Your objective: Transcribe all of the material exactly. Any picture in it should be left out.

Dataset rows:
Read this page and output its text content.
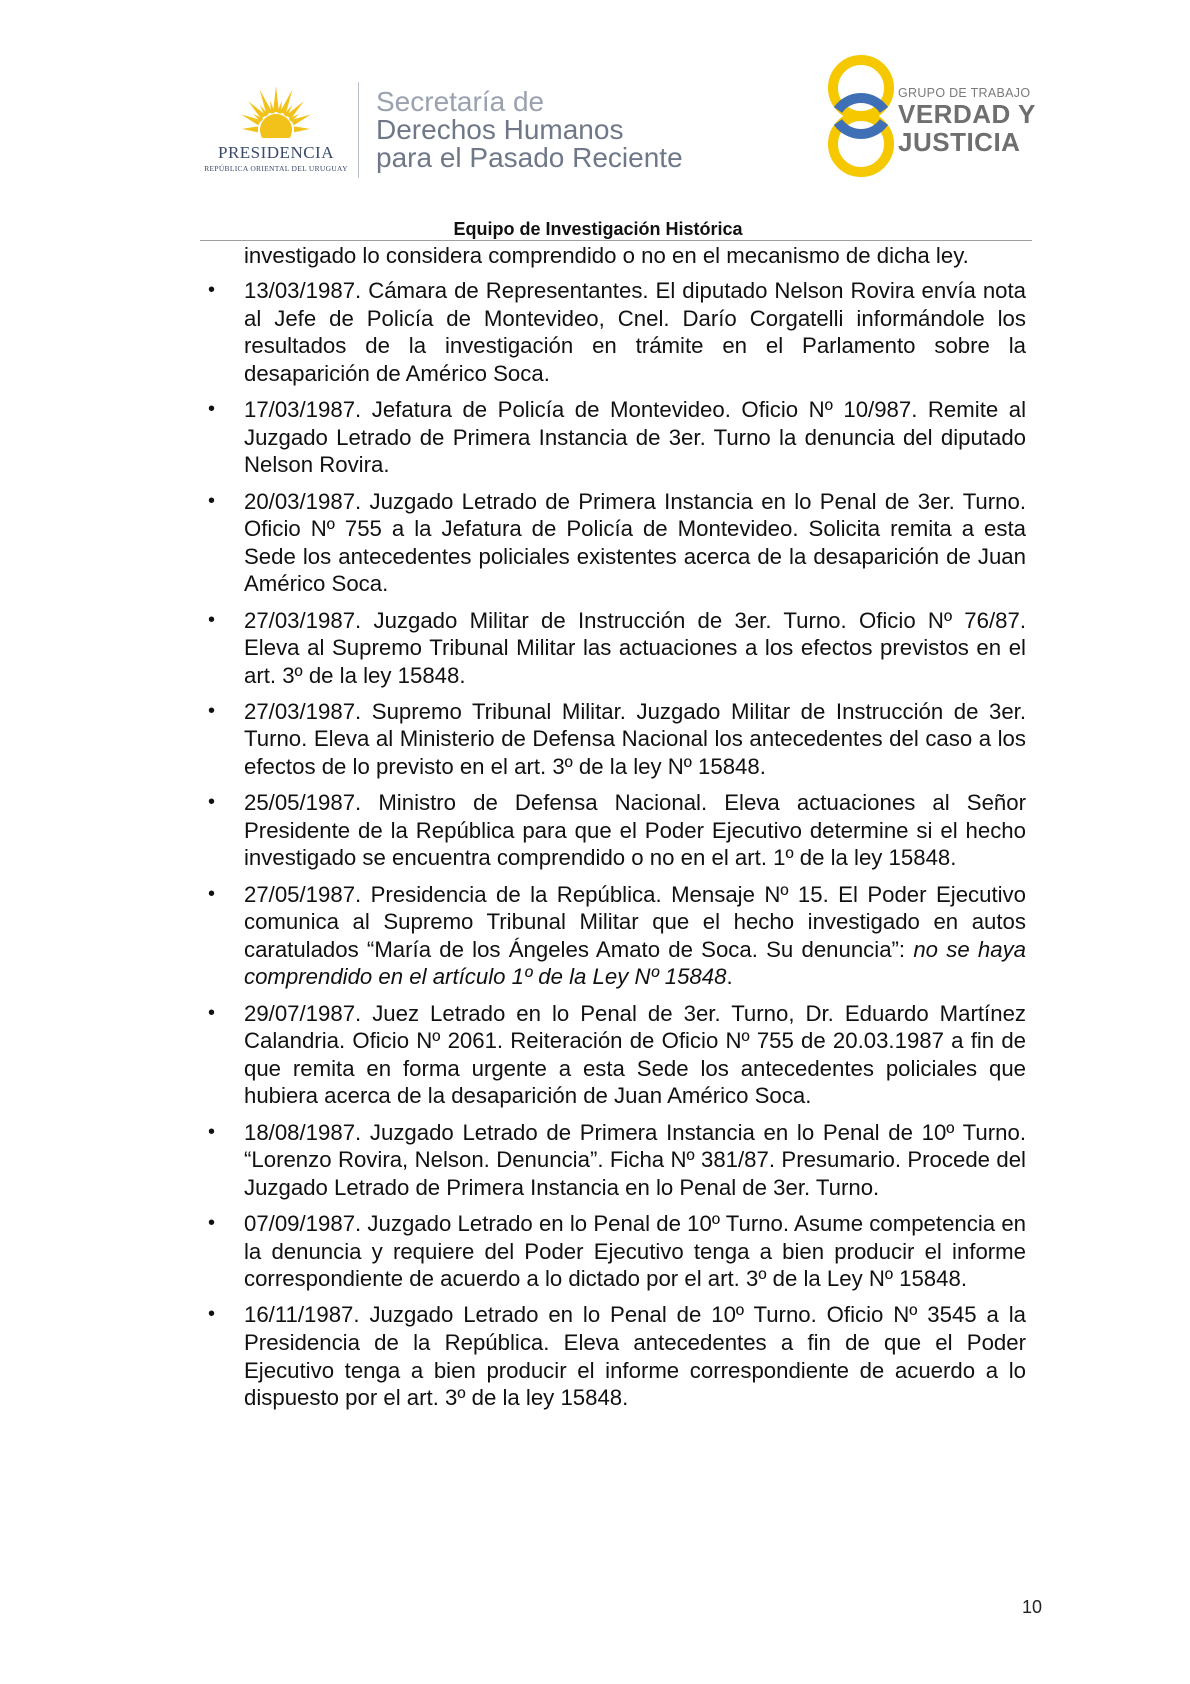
PRESIDENCIA
REPÚBLICA ORIENTAL DEL URUGUAY
Secretaría de
Derechos Humanos
para el Pasado Reciente
GRUPO DE TRABAJO
VERDAD Y
JUSTICIA
Equipo de Investigación Histórica

investigado lo considera comprendido o no en el mecanismo de dicha ley.

• 13/03/1987. Cámara de Representantes. El diputado Nelson Rovira envía nota al Jefe de Policía de Montevideo, Cnel. Darío Corgatelli informándole los resultados de la investigación en trámite en el Parlamento sobre la desaparición de Américo Soca.
• 17/03/1987. Jefatura de Policía de Montevideo. Oficio Nº 10/987. Remite al Juzgado Letrado de Primera Instancia de 3er. Turno la denuncia del diputado Nelson Rovira.
• 20/03/1987. Juzgado Letrado de Primera Instancia en lo Penal de 3er. Turno. Oficio Nº 755 a la Jefatura de Policía de Montevideo. Solicita remita a esta Sede los antecedentes policiales existentes acerca de la desaparición de Juan Américo Soca.
• 27/03/1987. Juzgado Militar de Instrucción de 3er. Turno. Oficio Nº 76/87. Eleva al Supremo Tribunal Militar las actuaciones a los efectos previstos en el art. 3º de la ley 15848.
• 27/03/1987. Supremo Tribunal Militar. Juzgado Militar de Instrucción de 3er. Turno. Eleva al Ministerio de Defensa Nacional los antecedentes del caso a los efectos de lo previsto en el art. 3º de la ley Nº 15848.
• 25/05/1987. Ministro de Defensa Nacional. Eleva actuaciones al Señor Presidente de la República para que el Poder Ejecutivo determine si el hecho investigado se encuentra comprendido o no en el art. 1º de la ley 15848.
• 27/05/1987. Presidencia de la República. Mensaje Nº 15. El Poder Ejecutivo comunica al Supremo Tribunal Militar que el hecho investigado en autos caratulados “María de los Ángeles Amato de Soca. Su denuncia”: no se haya comprendido en el artículo 1º de la Ley Nº 15848.
• 29/07/1987. Juez Letrado en lo Penal de 3er. Turno, Dr. Eduardo Martínez Calandria. Oficio Nº 2061. Reiteración de Oficio Nº 755 de 20.03.1987 a fin de que remita en forma urgente a esta Sede los antecedentes policiales que hubiera acerca de la desaparición de Juan Américo Soca.
• 18/08/1987. Juzgado Letrado de Primera Instancia en lo Penal de 10º Turno. “Lorenzo Rovira, Nelson. Denuncia”. Ficha Nº 381/87. Presumario. Procede del Juzgado Letrado de Primera Instancia en lo Penal de 3er. Turno.
• 07/09/1987. Juzgado Letrado en lo Penal de 10º Turno. Asume competencia en la denuncia y requiere del Poder Ejecutivo tenga a bien producir el informe correspondiente de acuerdo a lo dictado por el art. 3º de la Ley Nº 15848.
• 16/11/1987. Juzgado Letrado en lo Penal de 10º Turno. Oficio Nº 3545 a la Presidencia de la República. Eleva antecedentes a fin de que el Poder Ejecutivo tenga a bien producir el informe correspondiente de acuerdo a lo dispuesto por el art. 3º de la ley 15848.
10
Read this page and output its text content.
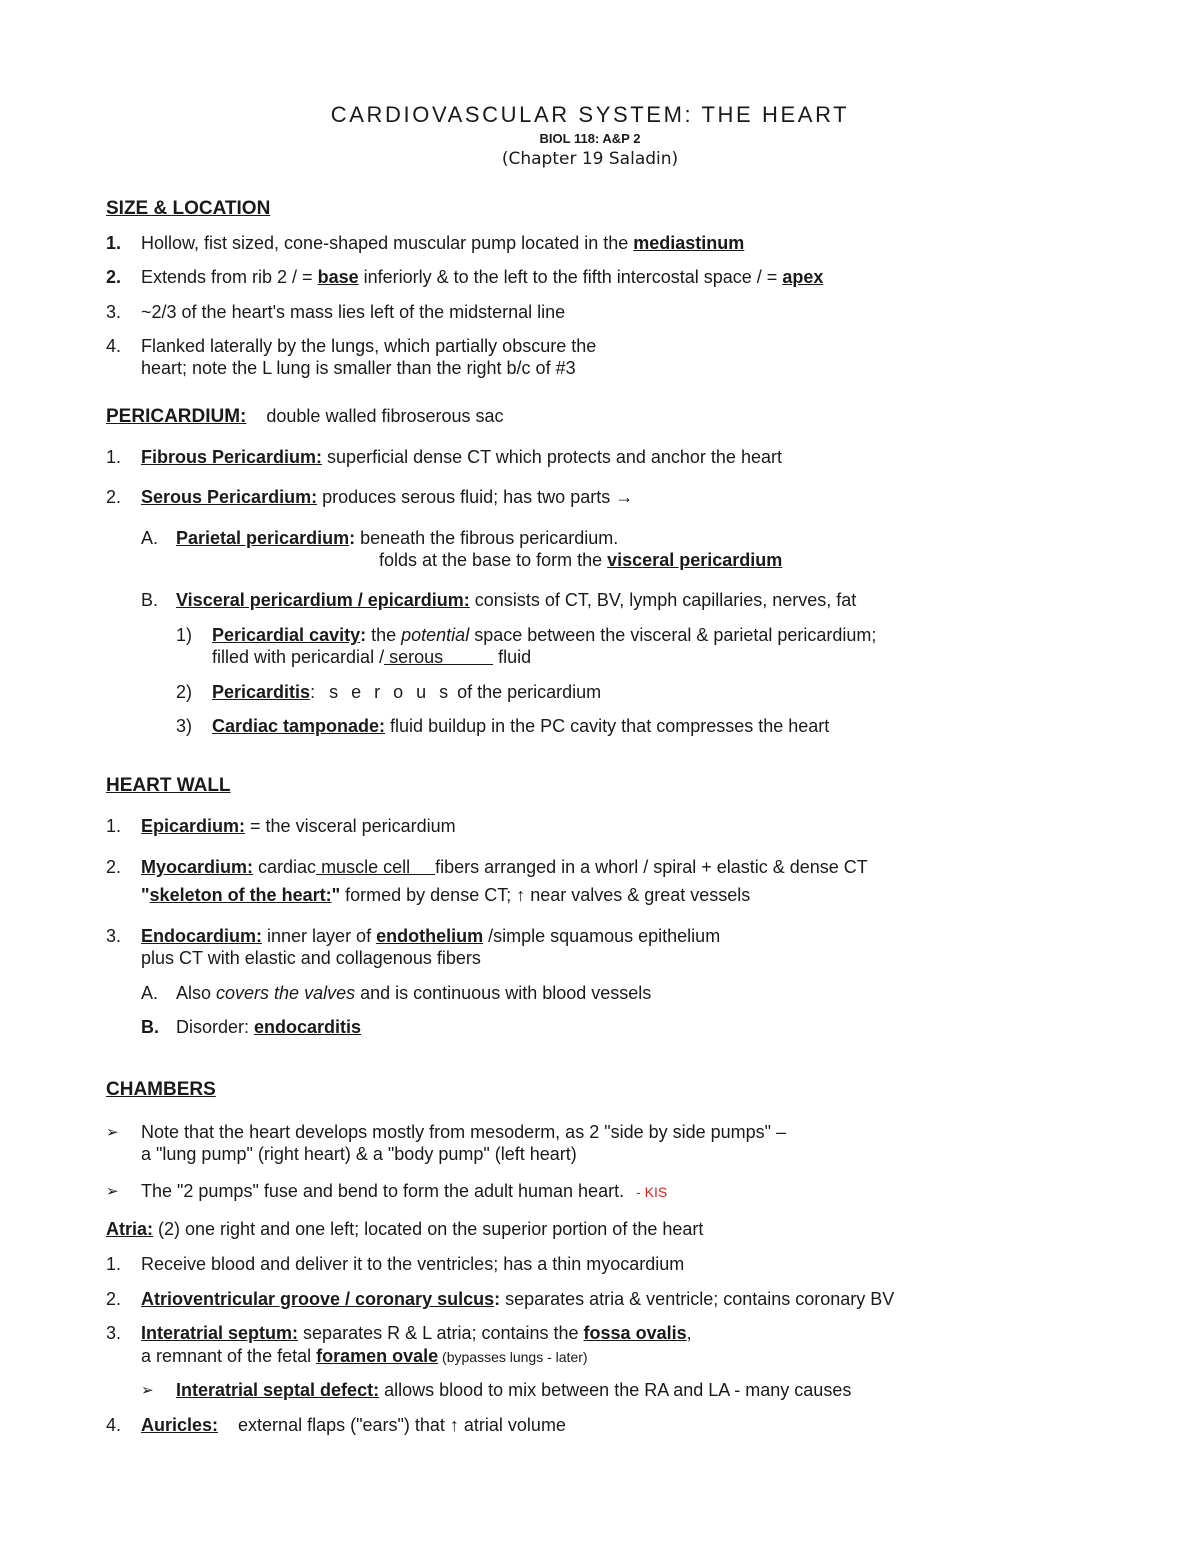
CARDIOVASCULAR SYSTEM: THE HEART
BIOL 118: A&P 2
(Chapter 19 Saladin)
SIZE & LOCATION
1. Hollow, fist sized, cone-shaped muscular pump located in the mediastinum
2. Extends from rib 2 / = base inferiorly & to the left to the fifth intercostal space / = apex
3. ~2/3 of the heart's mass lies left of the midsternal line
4. Flanked laterally by the lungs, which partially obscure the
heart; note the L lung is smaller than the right b/c of #3
PERICARDIUM: double walled fibroserous sac
1. Fibrous Pericardium: superficial dense CT which protects and anchor the heart
2. Serous Pericardium: produces serous fluid; has two parts →
A. Parietal pericardium: beneath the fibrous pericardium.
folds at the base to form the visceral pericardium
B. Visceral pericardium / epicardium: consists of CT, BV, lymph capillaries, nerves, fat
1) Pericardial cavity: the potential space between the visceral & parietal pericardium;
filled with pericardial / serous           fluid
2) Pericarditis: s e r o u s of the pericardium
3) Cardiac tamponade: fluid buildup in the PC cavity that compresses the heart
HEART WALL
1. Epicardium: = the visceral pericardium
2. Myocardium: cardiac muscle cell     fibers arranged in a whorl / spiral + elastic & dense CT
"skeleton of the heart:" formed by dense CT; ↑ near valves & great vessels
3. Endocardium: inner layer of endothelium /simple squamous epithelium
plus CT with elastic and collagenous fibers
A. Also covers the valves and is continuous with blood vessels
B. Disorder: endocarditis
CHAMBERS
➢ Note that the heart develops mostly from mesoderm, as 2 "side by side pumps" –
a "lung pump" (right heart) & a "body pump" (left heart)
➢ The "2 pumps" fuse and bend to form the adult human heart. - KIS
Atria: (2) one right and one left; located on the superior portion of the heart
1. Receive blood and deliver it to the ventricles; has a thin myocardium
2. Atrioventricular groove / coronary sulcus: separates atria & ventricle; contains coronary BV
3. Interatrial septum: separates R & L atria; contains the fossa ovalis,
a remnant of the fetal foramen ovale (bypasses lungs - later)
➢ Interatrial septal defect: allows blood to mix between the RA and LA - many causes
4. Auricles:    external flaps ("ears") that ↑ atrial volume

Finished answer:
Read this page and output its text content.
PRESIDENCIA
REPÚBLICA ORIENTAL DEL URUGUAY
Secretaría de
Derechos Humanos
para el Pasado Reciente
GRUPO DE TRABAJO
VERDAD Y
JUSTICIA
Equipo de Investigación Histórica

investigado lo considera comprendido o no en el mecanismo de dicha ley.

• 13/03/1987. Cámara de Representantes. El diputado Nelson Rovira envía nota al Jefe de Policía de Montevideo, Cnel. Darío Corgatelli informándole los resultados de la investigación en trámite en el Parlamento sobre la desaparición de Américo Soca.
• 17/03/1987. Jefatura de Policía de Montevideo. Oficio Nº 10/987. Remite al Juzgado Letrado de Primera Instancia de 3er. Turno la denuncia del diputado Nelson Rovira.
• 20/03/1987. Juzgado Letrado de Primera Instancia en lo Penal de 3er. Turno. Oficio Nº 755 a la Jefatura de Policía de Montevideo. Solicita remita a esta Sede los antecedentes policiales existentes acerca de la desaparición de Juan Américo Soca.
• 27/03/1987. Juzgado Militar de Instrucción de 3er. Turno. Oficio Nº 76/87. Eleva al Supremo Tribunal Militar las actuaciones a los efectos previstos en el art. 3º de la ley 15848.
• 27/03/1987. Supremo Tribunal Militar. Juzgado Militar de Instrucción de 3er. Turno. Eleva al Ministerio de Defensa Nacional los antecedentes del caso a los efectos de lo previsto en el art. 3º de la ley Nº 15848.
• 25/05/1987. Ministro de Defensa Nacional. Eleva actuaciones al Señor Presidente de la República para que el Poder Ejecutivo determine si el hecho investigado se encuentra comprendido o no en el art. 1º de la ley 15848.
• 27/05/1987. Presidencia de la República. Mensaje Nº 15. El Poder Ejecutivo comunica al Supremo Tribunal Militar que el hecho investigado en autos caratulados “María de los Ángeles Amato de Soca. Su denuncia”: no se haya comprendido en el artículo 1º de la Ley Nº 15848.
• 29/07/1987. Juez Letrado en lo Penal de 3er. Turno, Dr. Eduardo Martínez Calandria. Oficio Nº 2061. Reiteración de Oficio Nº 755 de 20.03.1987 a fin de que remita en forma urgente a esta Sede los antecedentes policiales que hubiera acerca de la desaparición de Juan Américo Soca.
• 18/08/1987. Juzgado Letrado de Primera Instancia en lo Penal de 10º Turno. “Lorenzo Rovira, Nelson. Denuncia”. Ficha Nº 381/87. Presumario. Procede del Juzgado Letrado de Primera Instancia en lo Penal de 3er. Turno.
• 07/09/1987. Juzgado Letrado en lo Penal de 10º Turno. Asume competencia en la denuncia y requiere del Poder Ejecutivo tenga a bien producir el informe correspondiente de acuerdo a lo dictado por el art. 3º de la Ley Nº 15848.
• 16/11/1987. Juzgado Letrado en lo Penal de 10º Turno. Oficio Nº 3545 a la Presidencia de la República. Eleva antecedentes a fin de que el Poder Ejecutivo tenga a bien producir el informe correspondiente de acuerdo a lo dispuesto por el art. 3º de la ley 15848.
10
Read this page and output its text content.
CARDIOVASCULAR SYSTEM: THE HEART
BIOL 118: A&P 2
(Chapter 19 Saladin)
SIZE & LOCATION
1. Hollow, fist sized, cone-shaped muscular pump located in the mediastinum
2. Extends from rib 2 / = base inferiorly & to the left to the fifth intercostal space / = apex
3. ~2/3 of the heart's mass lies left of the midsternal line
4. Flanked laterally by the lungs, which partially obscure the
heart; note the L lung is smaller than the right b/c of #3
PERICARDIUM: double walled fibroserous sac
1. Fibrous Pericardium: superficial dense CT which protects and anchor the heart
2. Serous Pericardium: produces serous fluid; has two parts →
A. Parietal pericardium: beneath the fibrous pericardium.
folds at the base to form the visceral pericardium
B. Visceral pericardium / epicardium: consists of CT, BV, lymph capillaries, nerves, fat
1) Pericardial cavity: the potential space between the visceral & parietal pericardium;
filled with pericardial / serous           fluid
2) Pericarditis: s e r o u s of the pericardium
3) Cardiac tamponade: fluid buildup in the PC cavity that compresses the heart
HEART WALL
1. Epicardium: = the visceral pericardium
2. Myocardium: cardiac muscle cell     fibers arranged in a whorl / spiral + elastic & dense CT
"skeleton of the heart:" formed by dense CT; ↑ near valves & great vessels
3. Endocardium: inner layer of endothelium /simple squamous epithelium
plus CT with elastic and collagenous fibers
A. Also covers the valves and is continuous with blood vessels
B. Disorder: endocarditis
CHAMBERS
➢ Note that the heart develops mostly from mesoderm, as 2 "side by side pumps" –
a "lung pump" (right heart) & a "body pump" (left heart)
➢ The "2 pumps" fuse and bend to form the adult human heart. - KIS
Atria: (2) one right and one left; located on the superior portion of the heart
1. Receive blood and deliver it to the ventricles; has a thin myocardium
2. Atrioventricular groove / coronary sulcus: separates atria & ventricle; contains coronary BV
3. Interatrial septum: separates R & L atria; contains the fossa ovalis,
a remnant of the fetal foramen ovale (bypasses lungs - later)
➢ Interatrial septal defect: allows blood to mix between the RA and LA - many causes
4. Auricles:    external flaps ("ears") that ↑ atrial volume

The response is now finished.